## BEGIN Data listing

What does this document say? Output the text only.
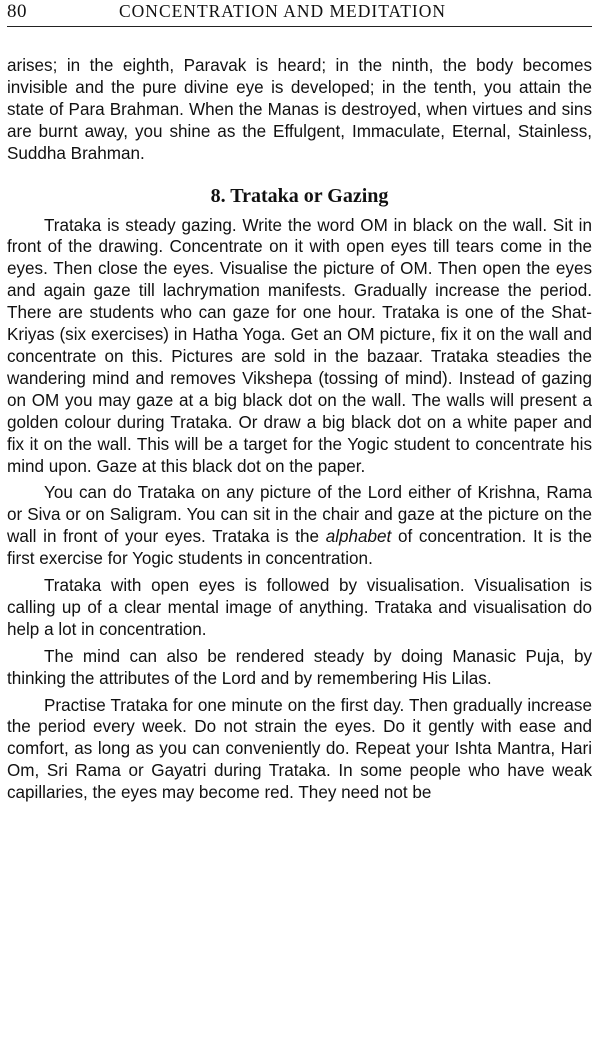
80	CONCENTRATION AND MEDITATION

arises; in the eighth, Paravak is heard; in the ninth, the body becomes invisible and the pure divine eye is developed; in the tenth, you attain the state of Para Brahman. When the Manas is destroyed, when virtues and sins are burnt away, you shine as the Effulgent, Immaculate, Eternal, Stainless, Suddha Brahman.

8. Trataka or Gazing

Trataka is steady gazing. Write the word OM in black on the wall. Sit in front of the drawing. Concentrate on it with open eyes till tears come in the eyes. Then close the eyes. Visualise the picture of OM. Then open the eyes and again gaze till lachrymation manifests. Gradually increase the period. There are students who can gaze for one hour. Trataka is one of the Shat-Kriyas (six exercises) in Hatha Yoga. Get an OM picture, fix it on the wall and concentrate on this. Pictures are sold in the bazaar. Trataka steadies the wandering mind and removes Vikshepa (tossing of mind). Instead of gazing on OM you may gaze at a big black dot on the wall. The walls will present a golden colour during Trataka. Or draw a big black dot on a white paper and fix it on the wall. This will be a target for the Yogic student to concentrate his mind upon. Gaze at this black dot on the paper.

You can do Trataka on any picture of the Lord either of Krishna, Rama or Siva or on Saligram. You can sit in the chair and gaze at the picture on the wall in front of your eyes. Trataka is the alphabet of concentration. It is the first exercise for Yogic students in concentration.

Trataka with open eyes is followed by visualisation. Visualisation is calling up of a clear mental image of anything. Trataka and visualisation do help a lot in concentration.

The mind can also be rendered steady by doing Manasic Puja, by thinking the attributes of the Lord and by remembering His Lilas.

Practise Trataka for one minute on the first day. Then gradually increase the period every week. Do not strain the eyes. Do it gently with ease and comfort, as long as you can conveniently do. Repeat your Ishta Mantra, Hari Om, Sri Rama or Gayatri during Trataka. In some people who have weak capillaries, the eyes may become red. They need not be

## END Data listing

**Exercise objective:**
Apart from the pictures, the entries above are to be repeated in full and exactly.

**Task answer:**
What does this document say? Output the text only.
80	CONCENTRATION AND MEDITATION

arises; in the eighth, Paravak is heard; in the ninth, the body becomes invisible and the pure divine eye is developed; in the tenth, you attain the state of Para Brahman. When the Manas is destroyed, when virtues and sins are burnt away, you shine as the Effulgent, Immaculate, Eternal, Stainless, Suddha Brahman.

8. Trataka or Gazing

Trataka is steady gazing. Write the word OM in black on the wall. Sit in front of the drawing. Concentrate on it with open eyes till tears come in the eyes. Then close the eyes. Visualise the picture of OM. Then open the eyes and again gaze till lachrymation manifests. Gradually increase the period. There are students who can gaze for one hour. Trataka is one of the Shat-Kriyas (six exercises) in Hatha Yoga. Get an OM picture, fix it on the wall and concentrate on this. Pictures are sold in the bazaar. Trataka steadies the wandering mind and removes Vikshepa (tossing of mind). Instead of gazing on OM you may gaze at a big black dot on the wall. The walls will present a golden colour during Trataka. Or draw a big black dot on a white paper and fix it on the wall. This will be a target for the Yogic student to concentrate his mind upon. Gaze at this black dot on the paper.

You can do Trataka on any picture of the Lord either of Krishna, Rama or Siva or on Saligram. You can sit in the chair and gaze at the picture on the wall in front of your eyes. Trataka is the alphabet of concentration. It is the first exercise for Yogic students in concentration.

Trataka with open eyes is followed by visualisation. Visualisation is calling up of a clear mental image of anything. Trataka and visualisation do help a lot in concentration.

The mind can also be rendered steady by doing Manasic Puja, by thinking the attributes of the Lord and by remembering His Lilas.

Practise Trataka for one minute on the first day. Then gradually increase the period every week. Do not strain the eyes. Do it gently with ease and comfort, as long as you can conveniently do. Repeat your Ishta Mantra, Hari Om, Sri Rama or Gayatri during Trataka. In some people who have weak capillaries, the eyes may become red. They need not be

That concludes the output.